== Entries supplied

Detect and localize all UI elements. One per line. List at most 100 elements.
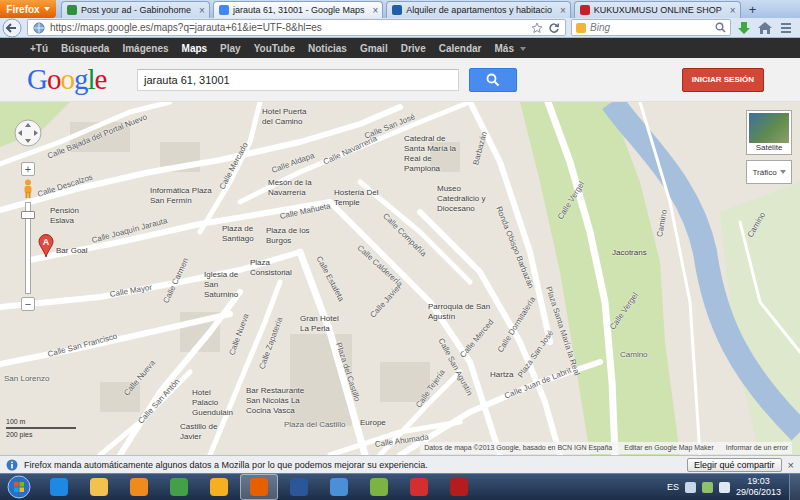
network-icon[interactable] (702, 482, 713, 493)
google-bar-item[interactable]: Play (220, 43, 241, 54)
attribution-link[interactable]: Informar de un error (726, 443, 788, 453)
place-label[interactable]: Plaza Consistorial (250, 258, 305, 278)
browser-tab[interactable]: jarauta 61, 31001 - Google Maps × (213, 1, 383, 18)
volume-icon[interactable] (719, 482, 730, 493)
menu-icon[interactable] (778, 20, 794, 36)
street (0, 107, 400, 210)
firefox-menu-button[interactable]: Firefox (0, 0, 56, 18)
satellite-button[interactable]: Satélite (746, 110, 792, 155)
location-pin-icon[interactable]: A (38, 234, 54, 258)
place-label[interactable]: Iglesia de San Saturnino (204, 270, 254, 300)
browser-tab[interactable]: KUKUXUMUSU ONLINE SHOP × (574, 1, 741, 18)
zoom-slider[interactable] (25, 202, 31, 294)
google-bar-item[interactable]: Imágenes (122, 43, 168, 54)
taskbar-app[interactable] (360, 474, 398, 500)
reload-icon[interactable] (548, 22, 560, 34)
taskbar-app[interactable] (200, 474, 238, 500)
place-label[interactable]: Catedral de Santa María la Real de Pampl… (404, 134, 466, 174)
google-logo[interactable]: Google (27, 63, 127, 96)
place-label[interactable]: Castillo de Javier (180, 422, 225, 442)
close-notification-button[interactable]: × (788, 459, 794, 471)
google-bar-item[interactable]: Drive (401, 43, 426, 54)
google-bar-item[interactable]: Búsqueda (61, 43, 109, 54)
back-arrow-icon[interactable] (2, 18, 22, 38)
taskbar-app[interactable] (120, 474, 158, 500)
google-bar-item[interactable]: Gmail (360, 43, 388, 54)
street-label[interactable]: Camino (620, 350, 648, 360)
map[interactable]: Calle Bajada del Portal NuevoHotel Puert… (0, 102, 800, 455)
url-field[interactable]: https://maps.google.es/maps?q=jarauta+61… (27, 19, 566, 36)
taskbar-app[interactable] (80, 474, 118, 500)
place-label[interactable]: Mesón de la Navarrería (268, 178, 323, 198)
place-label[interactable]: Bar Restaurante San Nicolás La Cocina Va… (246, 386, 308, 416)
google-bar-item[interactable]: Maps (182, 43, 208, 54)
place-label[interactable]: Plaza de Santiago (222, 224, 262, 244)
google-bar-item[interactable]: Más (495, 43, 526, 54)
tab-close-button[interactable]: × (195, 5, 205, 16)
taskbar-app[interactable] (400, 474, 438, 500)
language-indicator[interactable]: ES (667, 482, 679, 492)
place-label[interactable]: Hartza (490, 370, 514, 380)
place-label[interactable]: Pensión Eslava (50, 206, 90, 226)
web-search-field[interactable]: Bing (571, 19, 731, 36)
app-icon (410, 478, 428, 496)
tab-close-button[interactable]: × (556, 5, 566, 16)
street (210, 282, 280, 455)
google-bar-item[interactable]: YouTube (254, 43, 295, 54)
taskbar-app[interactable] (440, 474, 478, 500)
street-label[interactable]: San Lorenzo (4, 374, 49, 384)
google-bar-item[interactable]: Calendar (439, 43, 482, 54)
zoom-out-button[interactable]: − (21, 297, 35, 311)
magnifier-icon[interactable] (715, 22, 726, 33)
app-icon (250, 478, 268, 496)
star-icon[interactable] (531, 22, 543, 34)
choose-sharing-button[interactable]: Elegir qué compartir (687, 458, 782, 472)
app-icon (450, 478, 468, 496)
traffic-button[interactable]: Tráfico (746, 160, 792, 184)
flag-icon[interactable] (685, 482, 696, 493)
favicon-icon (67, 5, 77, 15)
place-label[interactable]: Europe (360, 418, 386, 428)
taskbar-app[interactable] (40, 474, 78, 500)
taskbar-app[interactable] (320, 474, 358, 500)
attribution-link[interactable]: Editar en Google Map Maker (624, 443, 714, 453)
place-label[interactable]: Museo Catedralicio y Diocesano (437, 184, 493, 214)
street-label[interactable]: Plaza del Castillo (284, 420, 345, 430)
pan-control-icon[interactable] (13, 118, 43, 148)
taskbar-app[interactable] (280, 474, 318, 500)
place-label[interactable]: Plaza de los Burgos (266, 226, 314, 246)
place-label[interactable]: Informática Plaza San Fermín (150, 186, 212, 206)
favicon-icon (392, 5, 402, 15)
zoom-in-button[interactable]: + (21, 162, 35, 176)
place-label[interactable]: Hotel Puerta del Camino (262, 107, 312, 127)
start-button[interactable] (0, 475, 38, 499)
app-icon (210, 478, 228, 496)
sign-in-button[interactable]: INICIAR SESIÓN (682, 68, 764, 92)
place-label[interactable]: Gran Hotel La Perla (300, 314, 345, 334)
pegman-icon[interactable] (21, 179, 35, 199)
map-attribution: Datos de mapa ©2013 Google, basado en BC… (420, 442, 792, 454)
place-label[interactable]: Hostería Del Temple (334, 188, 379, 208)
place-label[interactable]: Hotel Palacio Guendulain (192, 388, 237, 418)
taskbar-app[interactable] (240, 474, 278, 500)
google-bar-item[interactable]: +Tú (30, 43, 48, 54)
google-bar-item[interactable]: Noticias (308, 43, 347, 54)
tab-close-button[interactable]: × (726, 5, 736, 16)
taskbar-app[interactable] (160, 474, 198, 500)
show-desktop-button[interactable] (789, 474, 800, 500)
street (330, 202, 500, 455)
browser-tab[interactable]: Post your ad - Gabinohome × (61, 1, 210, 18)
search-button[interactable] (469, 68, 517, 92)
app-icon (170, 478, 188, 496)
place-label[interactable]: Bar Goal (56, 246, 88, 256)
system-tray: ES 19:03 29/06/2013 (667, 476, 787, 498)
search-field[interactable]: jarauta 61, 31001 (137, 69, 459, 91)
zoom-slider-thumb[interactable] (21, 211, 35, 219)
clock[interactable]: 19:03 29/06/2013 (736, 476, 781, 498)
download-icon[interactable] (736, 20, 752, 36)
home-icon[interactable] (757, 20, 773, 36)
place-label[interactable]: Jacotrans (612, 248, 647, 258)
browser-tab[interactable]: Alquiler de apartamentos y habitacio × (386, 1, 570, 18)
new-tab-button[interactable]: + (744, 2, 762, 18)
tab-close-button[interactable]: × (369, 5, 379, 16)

====

» How to complete this task:
Omitting all images, retype each line of the records precisely.

» Answer box:
Detect and localize all UI elements. One per line. List at most 100 elements.
network-icon[interactable] (702, 482, 713, 493)
google-bar-item[interactable]: Play (220, 43, 241, 54)
attribution-link[interactable]: Informar de un error (726, 443, 788, 453)
place-label[interactable]: Plaza Consistorial (250, 258, 305, 278)
browser-tab[interactable]: jarauta 61, 31001 - Google Maps × (213, 1, 383, 18)
volume-icon[interactable] (719, 482, 730, 493)
menu-icon[interactable] (778, 20, 794, 36)
street (0, 107, 400, 210)
firefox-menu-button[interactable]: Firefox (0, 0, 56, 18)
satellite-button[interactable]: Satélite (746, 110, 792, 155)
location-pin-icon[interactable]: A (38, 234, 54, 258)
place-label[interactable]: Iglesia de San Saturnino (204, 270, 254, 300)
browser-tab[interactable]: KUKUXUMUSU ONLINE SHOP × (574, 1, 741, 18)
zoom-slider[interactable] (25, 202, 31, 294)
google-bar-item[interactable]: Imágenes (122, 43, 168, 54)
taskbar-app[interactable] (360, 474, 398, 500)
reload-icon[interactable] (548, 22, 560, 34)
taskbar-app[interactable] (200, 474, 238, 500)
place-label[interactable]: Catedral de Santa María la Real de Pampl… (404, 134, 466, 174)
google-logo[interactable]: Google (27, 63, 127, 96)
place-label[interactable]: Castillo de Javier (180, 422, 225, 442)
close-notification-button[interactable]: × (788, 459, 794, 471)
google-bar-item[interactable]: Drive (401, 43, 426, 54)
google-bar-item[interactable]: Búsqueda (61, 43, 109, 54)
back-arrow-icon[interactable] (2, 18, 22, 38)
taskbar-app[interactable] (120, 474, 158, 500)
google-bar-item[interactable]: Gmail (360, 43, 388, 54)
street-label[interactable]: Camino (620, 350, 648, 360)
map[interactable]: Calle Bajada del Portal NuevoHotel Puert… (0, 102, 800, 455)
url-field[interactable]: https://maps.google.es/maps?q=jarauta+61… (27, 19, 566, 36)
taskbar-app[interactable] (80, 474, 118, 500)
place-label[interactable]: Mesón de la Navarrería (268, 178, 323, 198)
place-label[interactable]: Bar Restaurante San Nicolás La Cocina Va… (246, 386, 308, 416)
google-bar-item[interactable]: Maps (182, 43, 208, 54)
place-label[interactable]: Plaza de Santiago (222, 224, 262, 244)
google-bar-item[interactable]: Más (495, 43, 526, 54)
tab-close-button[interactable]: × (195, 5, 205, 16)
taskbar-app[interactable] (400, 474, 438, 500)
language-indicator[interactable]: ES (667, 482, 679, 492)
place-label[interactable]: Hartza (490, 370, 514, 380)
place-label[interactable]: Pensión Eslava (50, 206, 90, 226)
web-search-field[interactable]: Bing (571, 19, 731, 36)
app-icon (410, 478, 428, 496)
tab-close-button[interactable]: × (556, 5, 566, 16)
street (210, 282, 280, 455)
google-bar-item[interactable]: YouTube (254, 43, 295, 54)
taskbar-app[interactable] (440, 474, 478, 500)
street-label[interactable]: San Lorenzo (4, 374, 49, 384)
google-bar-item[interactable]: Calendar (439, 43, 482, 54)
zoom-out-button[interactable]: − (21, 297, 35, 311)
magnifier-icon[interactable] (715, 22, 726, 33)
app-icon (250, 478, 268, 496)
star-icon[interactable] (531, 22, 543, 34)
choose-sharing-button[interactable]: Elegir qué compartir (687, 458, 782, 472)
app-icon (450, 478, 468, 496)
traffic-button[interactable]: Tráfico (746, 160, 792, 184)
flag-icon[interactable] (685, 482, 696, 493)
favicon-icon (67, 5, 77, 15)
place-label[interactable]: Europe (360, 418, 386, 428)
taskbar-app[interactable] (40, 474, 78, 500)
taskbar-app[interactable] (320, 474, 358, 500)
attribution-link[interactable]: Editar en Google Map Maker (624, 443, 714, 453)
place-label[interactable]: Museo Catedralicio y Diocesano (437, 184, 493, 214)
street-label[interactable]: Plaza del Castillo (284, 420, 345, 430)
pan-control-icon[interactable] (13, 118, 43, 148)
taskbar-app[interactable] (280, 474, 318, 500)
place-label[interactable]: Plaza de los Burgos (266, 226, 314, 246)
place-label[interactable]: Informática Plaza San Fermín (150, 186, 212, 206)
favicon-icon (392, 5, 402, 15)
zoom-in-button[interactable]: + (21, 162, 35, 176)
place-label[interactable]: Hotel Puerta del Camino (262, 107, 312, 127)
start-button[interactable] (0, 475, 38, 499)
app-icon (210, 478, 228, 496)
sign-in-button[interactable]: INICIAR SESIÓN (682, 68, 764, 92)
place-label[interactable]: Gran Hotel La Perla (300, 314, 345, 334)
pegman-icon[interactable] (21, 179, 35, 199)
map-attribution: Datos de mapa ©2013 Google, basado en BC… (420, 442, 792, 454)
place-label[interactable]: Hostería Del Temple (334, 188, 379, 208)
place-label[interactable]: Hotel Palacio Guendulain (192, 388, 237, 418)
taskbar-app[interactable] (240, 474, 278, 500)
google-bar-item[interactable]: +Tú (30, 43, 48, 54)
google-bar-item[interactable]: Noticias (308, 43, 347, 54)
tab-close-button[interactable]: × (726, 5, 736, 16)
taskbar-app[interactable] (160, 474, 198, 500)
show-desktop-button[interactable] (789, 474, 800, 500)
street (330, 202, 500, 455)
browser-tab[interactable]: Post your ad - Gabinohome × (61, 1, 210, 18)
search-button[interactable] (469, 68, 517, 92)
app-icon (170, 478, 188, 496)
place-label[interactable]: Bar Goal (56, 246, 88, 256)
system-tray: ES 19:03 29/06/2013 (667, 476, 787, 498)
search-field[interactable]: jarauta 61, 31001 (137, 69, 459, 91)
zoom-slider-thumb[interactable] (21, 211, 35, 219)
clock[interactable]: 19:03 29/06/2013 (736, 476, 781, 498)
download-icon[interactable] (736, 20, 752, 36)
home-icon[interactable] (757, 20, 773, 36)
place-label[interactable]: Jacotrans (612, 248, 647, 258)
browser-tab[interactable]: Alquiler de apartamentos y habitacio × (386, 1, 570, 18)
new-tab-button[interactable]: + (744, 2, 762, 18)
tab-close-button[interactable]: × (369, 5, 379, 16)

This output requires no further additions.